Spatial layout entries
begin
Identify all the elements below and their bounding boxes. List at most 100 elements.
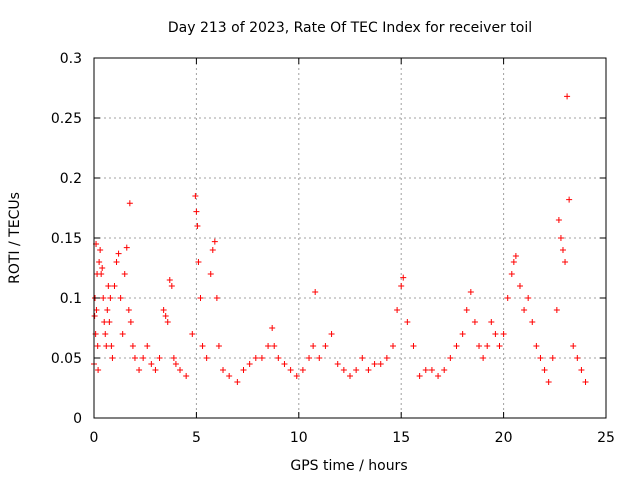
data-point xyxy=(103,343,110,349)
data-point xyxy=(578,367,585,373)
data-point xyxy=(559,247,566,253)
data-point xyxy=(234,379,241,385)
data-point xyxy=(246,361,253,367)
data-point xyxy=(416,373,423,379)
data-point xyxy=(557,235,564,241)
data-point xyxy=(353,367,360,373)
y-tick-label: 0.1 xyxy=(60,291,82,307)
data-point xyxy=(125,307,132,313)
x-tick-label: 0 xyxy=(90,430,99,446)
data-point xyxy=(549,355,556,361)
data-point xyxy=(340,367,347,373)
data-point xyxy=(211,238,218,245)
data-point xyxy=(537,355,544,361)
x-tick-label: 20 xyxy=(495,430,513,446)
data-point xyxy=(390,343,397,349)
data-point xyxy=(299,367,306,373)
data-point xyxy=(113,259,120,265)
x-tick-label: 25 xyxy=(597,430,615,446)
data-point xyxy=(189,331,196,337)
data-point xyxy=(459,331,466,337)
axes: 0 5 10 15 20 25 0 0.05 0.1 0.15 0.2 0.25 0.3 xyxy=(51,51,615,446)
data-point xyxy=(117,295,124,301)
data-point xyxy=(168,283,175,289)
data-point xyxy=(488,319,495,325)
data-point xyxy=(545,379,552,385)
data-point xyxy=(398,283,405,289)
data-point xyxy=(404,319,411,325)
data-point xyxy=(383,355,390,361)
data-point xyxy=(101,319,108,325)
data-point xyxy=(252,355,259,361)
data-point xyxy=(166,277,173,283)
data-point xyxy=(265,343,272,349)
data-point xyxy=(400,274,407,281)
data-point xyxy=(566,196,573,203)
data-point xyxy=(441,367,448,373)
data-point xyxy=(447,355,454,361)
data-point xyxy=(467,289,474,295)
data-point xyxy=(435,373,442,379)
data-point xyxy=(105,283,112,289)
data-point xyxy=(293,373,300,379)
data-point xyxy=(492,331,499,337)
data-point xyxy=(541,367,548,373)
data-point xyxy=(428,367,435,373)
data-point xyxy=(177,367,184,373)
data-point xyxy=(95,367,102,373)
data-point xyxy=(525,295,532,301)
data-point xyxy=(183,373,190,379)
data-point xyxy=(500,331,507,337)
data-point xyxy=(410,343,417,349)
data-point xyxy=(127,319,134,325)
data-point xyxy=(220,367,227,373)
data-point xyxy=(555,217,562,223)
data-point xyxy=(453,343,460,349)
data-point xyxy=(359,355,366,361)
data-point xyxy=(275,355,282,361)
data-point xyxy=(213,295,220,301)
data-point xyxy=(109,355,116,361)
data-point xyxy=(312,289,319,295)
data-point xyxy=(131,355,138,361)
data-point xyxy=(160,307,167,313)
data-point xyxy=(281,361,288,367)
data-point xyxy=(102,331,109,337)
data-point xyxy=(570,343,577,349)
data-point xyxy=(91,313,98,319)
data-point xyxy=(258,355,265,361)
data-point xyxy=(156,355,163,361)
data-point xyxy=(194,223,201,229)
data-point xyxy=(316,355,323,361)
data-point xyxy=(203,355,210,361)
data-point xyxy=(164,319,171,325)
data-point xyxy=(484,343,491,349)
data-point xyxy=(121,271,128,277)
data-point xyxy=(533,343,540,349)
x-tick-label: 15 xyxy=(392,430,410,446)
data-point xyxy=(104,307,111,313)
data-point xyxy=(553,307,560,313)
data-point xyxy=(148,361,155,367)
data-point xyxy=(152,367,159,373)
data-point xyxy=(111,283,118,289)
data-point xyxy=(371,361,378,367)
data-point xyxy=(192,193,199,199)
data-point xyxy=(287,367,294,373)
data-point xyxy=(129,343,136,349)
data-point xyxy=(215,343,222,349)
data-point xyxy=(199,343,206,349)
data-point xyxy=(328,331,335,337)
data-point xyxy=(510,259,517,265)
data-point xyxy=(504,295,511,301)
y-tick-label: 0.05 xyxy=(51,351,82,367)
data-point xyxy=(197,295,204,301)
data-point xyxy=(516,283,523,289)
data-point xyxy=(463,307,470,313)
data-point xyxy=(97,247,104,253)
data-point xyxy=(144,343,151,349)
data-point xyxy=(496,343,503,349)
data-point xyxy=(271,343,278,349)
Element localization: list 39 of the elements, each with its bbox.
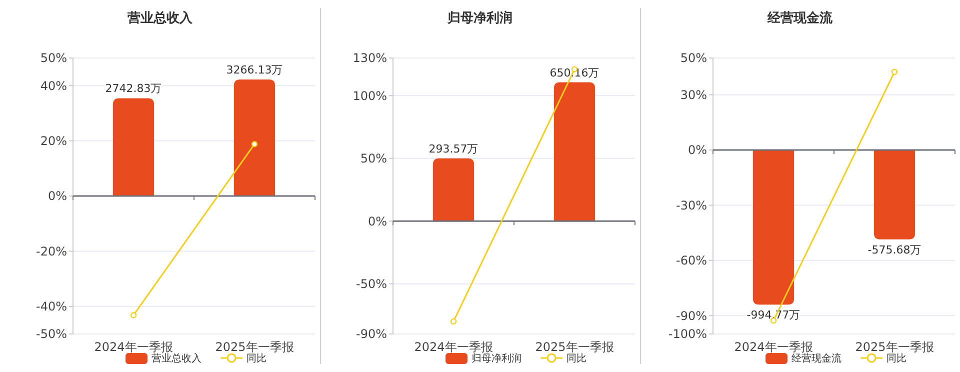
data-label: 2742.83万 — [105, 82, 162, 96]
y-tick-label: -50% — [356, 277, 387, 292]
chart-title: 归母净利润 — [446, 10, 512, 26]
y-tick-label: 100% — [352, 88, 387, 103]
y-tick-label: -100% — [668, 327, 707, 342]
y-tick-label: 30% — [680, 88, 707, 102]
data-label: -575.68万 — [868, 243, 922, 256]
y-tick-label: -90% — [356, 327, 387, 342]
data-label: 3266.13万 — [226, 64, 283, 77]
legend-label: 同比 — [886, 352, 906, 364]
y-tick-label: 50% — [360, 152, 387, 166]
y-tick-label: 130% — [352, 51, 387, 66]
legend-label: 同比 — [566, 352, 586, 364]
legend-label: 归母净利润 — [472, 352, 522, 364]
y-tick-label: -30% — [676, 198, 707, 212]
y-tick-label: 50% — [40, 51, 67, 66]
y-tick-label: 0% — [688, 143, 707, 158]
y-tick-label: -20% — [36, 244, 67, 258]
y-tick-label: -40% — [36, 300, 67, 314]
y-tick-label: 50% — [680, 51, 707, 66]
x-tick-label: 2025年一季报 — [215, 340, 294, 354]
legend-label: 同比 — [246, 352, 266, 364]
x-tick-label: 2024年一季报 — [94, 340, 173, 354]
y-tick-label: 0% — [48, 189, 67, 204]
data-label: 293.57万 — [428, 142, 478, 156]
x-tick-label: 2024年一季报 — [414, 340, 493, 354]
x-tick-label: 2025年一季报 — [535, 340, 614, 354]
legend-label: 经营现金流 — [792, 352, 842, 364]
y-tick-label: -90% — [676, 308, 707, 323]
x-tick-label: 2024年一季报 — [734, 340, 813, 354]
y-tick-label: -60% — [676, 254, 707, 268]
chart-title: 经营现金流 — [766, 10, 834, 26]
y-tick-label: 40% — [40, 78, 67, 93]
y-tick-label: 20% — [40, 134, 67, 148]
legend-label: 营业总收入 — [152, 352, 202, 364]
y-tick-label: -50% — [36, 327, 67, 342]
y-tick-label: 0% — [368, 214, 387, 228]
chart-title: 营业总收入 — [126, 10, 194, 26]
x-tick-label: 2025年一季报 — [855, 340, 934, 354]
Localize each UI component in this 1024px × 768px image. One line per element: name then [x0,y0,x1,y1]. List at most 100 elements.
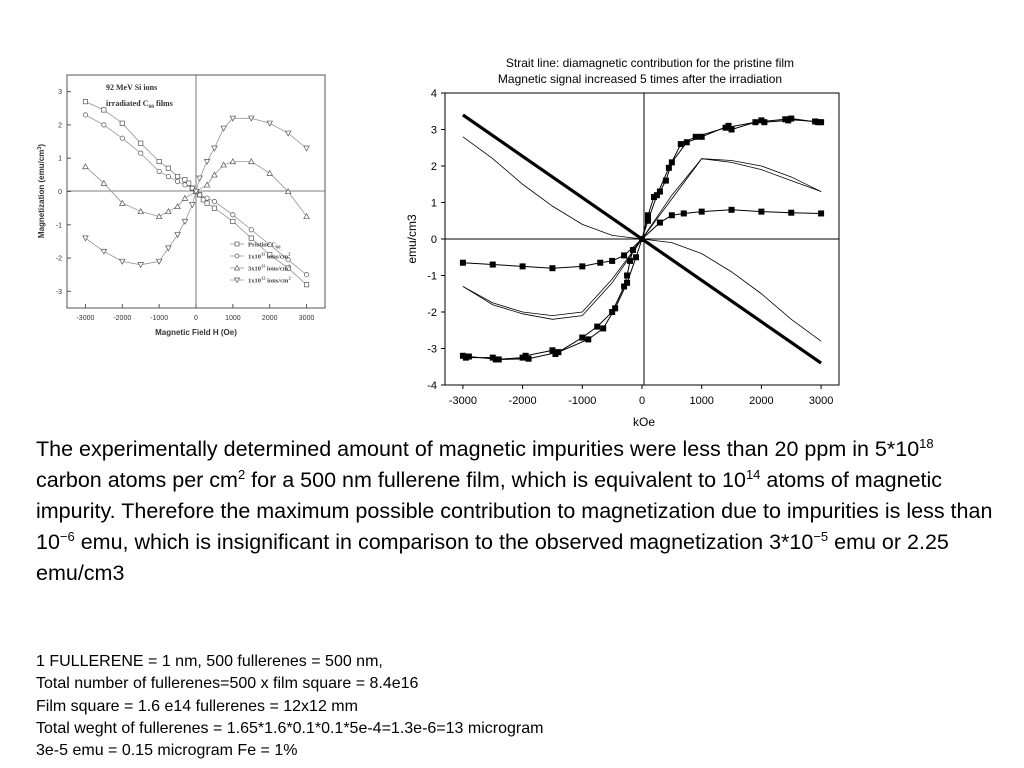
body-paragraph: The experimentally determined amount of … [36,434,996,589]
left-triangle-down-marker [181,218,189,225]
right-square-marker [609,257,616,264]
left-y-tick-label: 2 [58,122,62,129]
right-square-marker [612,305,619,312]
right-square-marker [549,265,556,272]
right-square-marker [621,283,628,290]
left-triangle-down-marker [233,277,241,284]
left-triangle-down-marker [118,258,126,265]
left-x-tick-label: 1000 [225,315,241,322]
left-y-tick-label: 0 [58,189,62,196]
paragraph-part-1: The experimentally determined amount of … [36,437,920,461]
right-square-marker [644,212,651,219]
left-triangle-up-marker [233,264,241,271]
right-square-marker [683,139,690,146]
left-triangle-down-marker [165,245,172,252]
right-square-marker [644,217,651,224]
right-y-tick-label: -1 [427,271,437,283]
left-triangle-up-marker [118,199,126,206]
left-series-triangle-down [82,115,310,269]
left-circle-marker [165,173,171,180]
right-square-marker [752,119,759,126]
right-series-6 [465,116,819,363]
left-triangle-up-marker [203,181,211,188]
left-triangle-down-marker [266,120,274,127]
left-triangle-up-marker [82,163,89,170]
left-title-line2: irradiated C60 films [106,99,173,110]
right-square-marker [788,115,795,122]
right-square-marker [656,219,663,226]
left-triangle-down-marker [284,130,292,137]
right-square-marker [758,208,765,215]
calc-line: Total number of fullerenes=500 x film sq… [36,675,419,693]
left-legend-label: 1x1011 ions/cm2 [248,252,291,261]
left-triangle-down-marker [100,248,108,255]
right-axis-ticks: -3000 -2000 -1000 0 1000 2000 3000 -4 -3 -2 -1 0 1 2 3… [427,88,833,407]
right-square-marker [579,334,586,341]
left-triangle-down-marker [137,262,145,269]
left-triangle-up-marker [181,194,189,201]
right-square-marker [639,236,645,242]
left-triangle-up-marker [211,171,218,178]
left-circle-marker [248,227,254,233]
right-square-marker [579,263,586,270]
left-x-tick-label: 2000 [262,315,278,322]
left-magnetization-chart: -3000 -2000 -1000 0 1000 2000 3000 -3 -2 -1 0 1 2 3 9… [37,74,326,337]
right-square-marker [609,309,616,315]
left-circle-marker [182,182,188,188]
right-square-marker [653,192,660,199]
left-circle-marker [138,150,144,156]
left-triangle-up-marker [266,169,274,176]
left-legend-label: Pristine C60 [248,242,281,250]
right-x-tick-label: -2000 [509,395,537,407]
right-x-tick-label: -1000 [568,395,596,407]
left-circle-marker [156,168,162,175]
paragraph-part-4: atoms of magnetic impurity. Therefore th… [36,468,993,554]
right-square-marker [728,206,735,213]
left-square-marker [138,140,144,146]
left-y-tick-label: -2 [56,256,62,263]
right-square-marker [812,118,819,125]
right-square-marker [627,257,634,264]
left-triangle-down-marker [211,145,218,152]
left-triangle-up-marker [229,158,237,165]
calc-line: 1 FULLERENE = 1 nm, 500 fullerenes = 500… [36,653,383,670]
left-triangle-down-marker [203,158,211,165]
right-x-tick-label: 0 [639,395,645,407]
left-square-marker [175,173,181,180]
calc-line: 3e-5 emu = 0.15 microgram Fe = 1% [36,742,298,760]
right-square-marker [459,259,466,266]
right-square-marker [525,355,532,362]
left-series-group [82,99,310,288]
right-square-marker [597,259,604,266]
left-square-marker [204,200,210,206]
exponent-18: 18 [919,436,934,451]
left-triangle-down-marker [155,258,163,265]
left-circle-marker [175,178,181,185]
right-y-tick-label: 3 [431,125,437,137]
right-y-tick-label: -3 [427,344,437,356]
right-square-marker [656,188,663,195]
right-x-tick-label: 1000 [689,395,713,407]
left-y-tick-label: -1 [56,222,62,229]
left-triangle-up-marker [137,208,145,215]
left-square-marker [285,265,291,271]
calculation-notes: 1 FULLERENE = 1 nm, 500 fullerenes = 500… [36,651,936,762]
left-triangle-up-marker [155,213,163,220]
right-square-marker [549,347,556,354]
left-x-tick-label: -1000 [150,315,168,322]
right-square-marker [677,141,684,148]
right-x-axis-label: kOe [633,415,655,429]
calc-line: Film square = 1.6 e14 fullerenes = 12x12… [36,697,358,715]
left-legend-label: 3x1011 ions/cm2 [248,264,291,273]
right-y-tick-label: -2 [427,307,437,319]
right-square-marker [555,349,562,356]
right-y-tick-label: 2 [431,161,437,173]
left-square-marker [156,158,162,165]
right-square-marker [594,323,601,330]
right-square-marker [698,133,705,140]
left-triangle-down-marker [174,232,181,239]
left-triangle-down-marker [247,115,255,122]
right-square-marker [692,133,699,140]
left-circle-marker [230,212,236,218]
right-square-marker [495,356,502,363]
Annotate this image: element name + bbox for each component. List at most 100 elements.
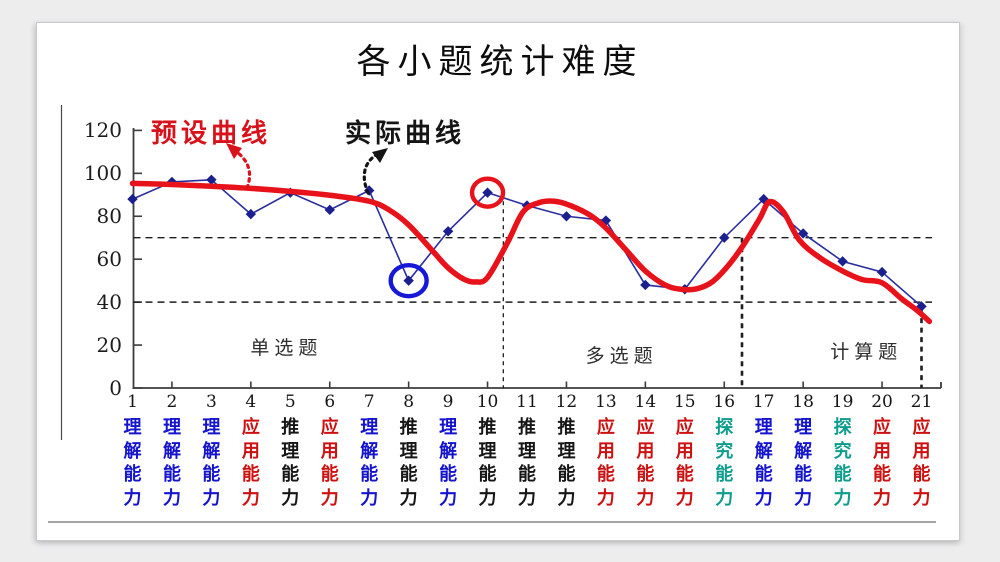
- ability-char: 理: [518, 440, 536, 462]
- x-label-group-q8: 8 推理能力: [394, 394, 424, 510]
- ability-char: 能: [557, 464, 576, 485]
- ability-char: 解: [360, 440, 379, 462]
- ability-char: 力: [123, 487, 142, 509]
- x-label-group-q15: 15 应用能力: [670, 394, 700, 510]
- ability-char: 能: [439, 464, 458, 485]
- x-label-group-q14: 14 应用能力: [630, 394, 660, 510]
- ability-char: 理: [281, 440, 300, 462]
- ability-char: 解: [162, 440, 181, 462]
- question-number: 11: [516, 392, 538, 412]
- question-number: 1: [127, 392, 138, 412]
- ability-char: 理: [794, 417, 813, 438]
- question-number: 17: [752, 392, 775, 412]
- question-number: 14: [634, 392, 657, 412]
- ability-char: 应: [636, 417, 655, 438]
- x-label-group-q10: 10 推理能力: [473, 394, 503, 510]
- ability-char: 力: [715, 487, 734, 509]
- ability-char: 理: [123, 417, 142, 438]
- ability-char: 能: [596, 464, 615, 485]
- ability-char: 探: [715, 417, 734, 438]
- ability-char: 能: [360, 464, 379, 485]
- ability-char: 能: [399, 464, 418, 485]
- x-label-group-q12: 12 推理能力: [551, 394, 581, 510]
- y-tick-label-80: 80: [96, 204, 122, 229]
- question-number: 15: [673, 392, 696, 412]
- ability-char: 推: [518, 417, 536, 438]
- x-label-group-q11: 11 推理能力: [512, 394, 542, 510]
- ability-char: 能: [123, 464, 142, 485]
- ability-char: 用: [241, 440, 260, 462]
- ability-char: 解: [794, 440, 813, 462]
- ability-char: 能: [320, 464, 339, 485]
- x-label-group-q5: 5 推理能力: [275, 394, 305, 510]
- y-tick-label-120: 120: [83, 118, 122, 143]
- ability-char: 用: [912, 440, 931, 462]
- question-number: 7: [363, 392, 375, 412]
- ability-char: 力: [478, 487, 497, 509]
- ability-char: 用: [636, 440, 655, 462]
- x-label-group-q4: 4 应用能力: [236, 394, 266, 510]
- ability-char: 应: [873, 417, 892, 438]
- question-number: 9: [442, 392, 454, 412]
- ability-char: 理: [202, 417, 221, 438]
- ability-char: 力: [794, 487, 813, 509]
- ability-char: 力: [873, 487, 892, 509]
- x-label-group-q17: 17 理解能力: [749, 394, 779, 510]
- x-label-group-q13: 13 应用能力: [591, 394, 621, 510]
- question-number: 16: [713, 392, 736, 412]
- ability-char: 力: [399, 487, 418, 509]
- ability-char: 能: [281, 464, 300, 485]
- x-label-group-q7: 7 理解能力: [354, 394, 384, 510]
- ability-char: 力: [675, 487, 694, 509]
- ability-char: 用: [873, 440, 892, 462]
- question-number: 10: [476, 392, 499, 412]
- ability-char: 力: [912, 487, 931, 509]
- legend-actual-curve: 实际曲线: [345, 119, 466, 149]
- ability-char: 力: [557, 487, 576, 509]
- section-label-单选题: 单选题: [250, 336, 323, 359]
- ability-char: 应: [596, 417, 615, 438]
- ability-char: 能: [873, 464, 892, 485]
- ability-char: 探: [833, 417, 852, 438]
- ability-char: 力: [162, 487, 181, 509]
- ability-char: 推: [478, 417, 497, 438]
- ability-char: 理: [360, 417, 379, 438]
- ability-char: 理: [439, 417, 458, 438]
- ability-char: 能: [715, 464, 734, 485]
- y-tick-label-100: 100: [83, 161, 122, 186]
- ability-char: 力: [596, 487, 615, 509]
- ability-char: 应: [912, 417, 931, 438]
- ability-char: 理: [754, 417, 773, 438]
- ability-char: 解: [123, 440, 142, 462]
- question-number: 8: [403, 392, 415, 412]
- chart-title: 各小题统计难度: [356, 42, 644, 82]
- x-label-group-q9: 9 理解能力: [433, 394, 463, 510]
- question-number: 6: [324, 392, 336, 412]
- ability-char: 究: [833, 440, 852, 462]
- ability-char: 推: [281, 417, 300, 438]
- question-number: 19: [831, 392, 854, 412]
- legend-preset-curve: 预设曲线: [151, 119, 272, 149]
- ability-char: 推: [557, 417, 576, 438]
- ability-char: 理: [557, 440, 576, 462]
- x-label-group-q1: 1 理解能力: [118, 394, 148, 510]
- question-number: 13: [595, 392, 617, 412]
- x-label-group-q3: 3 理解能力: [196, 394, 226, 510]
- ability-char: 用: [596, 440, 615, 462]
- ability-char: 力: [320, 487, 339, 509]
- question-number: 3: [205, 392, 217, 412]
- ability-char: 能: [162, 464, 181, 485]
- ability-char: 力: [439, 487, 458, 509]
- question-number: 5: [284, 392, 296, 412]
- x-label-group-q2: 2 理解能力: [157, 394, 187, 510]
- ability-char: 解: [754, 440, 773, 462]
- ability-char: 能: [833, 464, 852, 485]
- ability-char: 能: [794, 464, 813, 485]
- ability-char: 用: [320, 440, 339, 462]
- ability-char: 能: [241, 464, 260, 485]
- ability-char: 解: [202, 440, 221, 462]
- question-number: 20: [871, 392, 893, 412]
- ability-char: 力: [360, 487, 379, 509]
- x-label-group-q16: 16 探究能力: [709, 394, 739, 510]
- section-label-计算题: 计算题: [830, 341, 903, 364]
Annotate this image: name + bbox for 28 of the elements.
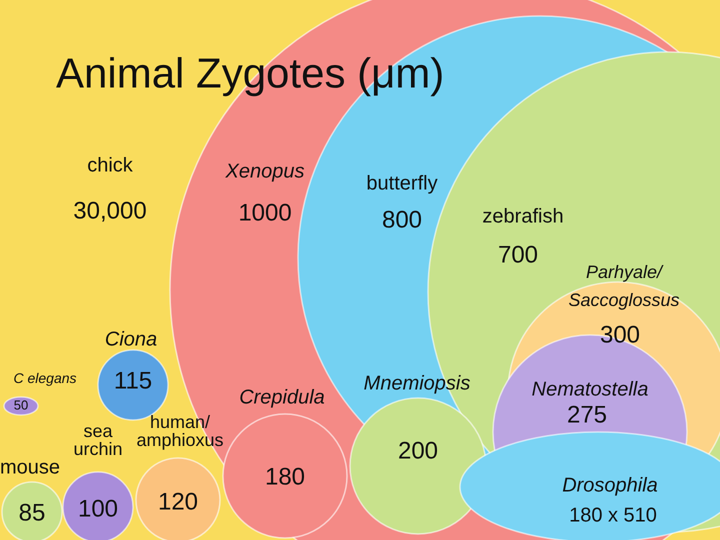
data-label: 1000 <box>238 200 292 227</box>
data-label: 275 <box>566 402 608 429</box>
category-label: Drosophila <box>562 474 658 497</box>
category-label: Ciona <box>104 328 158 351</box>
category-label: Mnemiopsis <box>364 372 470 395</box>
data-label: 300 <box>600 322 640 349</box>
data-label: 180 <box>264 464 306 491</box>
category-label: butterfly <box>366 172 438 195</box>
data-label: 30,000 <box>73 198 147 225</box>
category-label: sea urchin <box>73 420 123 459</box>
category-label: Crepidula <box>239 386 325 409</box>
category-label: Parhyale/Saccoglossus <box>568 262 680 310</box>
category-label: chick <box>87 154 134 177</box>
category-label: Nematostella <box>532 378 648 401</box>
data-label: 50 <box>14 398 28 413</box>
data-label: 115 <box>114 368 152 395</box>
data-label: 180 x 510 <box>569 504 657 527</box>
data-label: 120 <box>158 488 198 516</box>
category-label: C elegans <box>13 370 77 386</box>
category-label: zebrafish <box>482 206 564 228</box>
category-label: human/amphioxus <box>136 412 224 450</box>
data-label: 200 <box>398 438 438 465</box>
category-label: Xenopus <box>224 160 304 183</box>
data-label: 85 <box>18 500 46 527</box>
category-label: mouse <box>0 456 60 479</box>
data-label: 700 <box>498 242 538 269</box>
data-label: 100 <box>78 496 118 523</box>
data-label: 800 <box>382 206 422 234</box>
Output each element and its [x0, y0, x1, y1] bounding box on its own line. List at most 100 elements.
end
EXERCISE » Write out word for word the part of the material that opens with the line containing "data-label: 1000 <box>238 200 292 227</box>" and runs through the end of the material, including both the opening line and the final line.

TASK SOLUTION »
data-label: 1000 <box>238 200 292 227</box>
data-label: 275 <box>566 402 608 429</box>
category-label: Drosophila <box>562 474 658 497</box>
category-label: Ciona <box>104 328 158 351</box>
category-label: Mnemiopsis <box>364 372 470 395</box>
data-label: 300 <box>600 322 640 349</box>
data-label: 180 <box>264 464 306 491</box>
category-label: butterfly <box>366 172 438 195</box>
data-label: 30,000 <box>73 198 147 225</box>
category-label: sea urchin <box>73 420 123 459</box>
category-label: Crepidula <box>239 386 325 409</box>
category-label: Parhyale/Saccoglossus <box>568 262 680 310</box>
category-label: chick <box>87 154 134 177</box>
category-label: Nematostella <box>532 378 648 401</box>
data-label: 50 <box>14 398 28 413</box>
data-label: 115 <box>114 368 152 395</box>
data-label: 180 x 510 <box>569 504 657 527</box>
data-label: 120 <box>158 488 198 516</box>
category-label: C elegans <box>13 370 77 386</box>
category-label: zebrafish <box>482 206 564 228</box>
category-label: human/amphioxus <box>136 412 224 450</box>
data-label: 200 <box>398 438 438 465</box>
category-label: Xenopus <box>224 160 304 183</box>
data-label: 85 <box>18 500 46 527</box>
category-label: mouse <box>0 456 60 479</box>
data-label: 700 <box>498 242 538 269</box>
data-label: 100 <box>78 496 118 523</box>
data-label: 800 <box>382 206 422 234</box>
Output each element and its [x0, y0, x1, y1] bounding box on its own line. List at most 100 elements.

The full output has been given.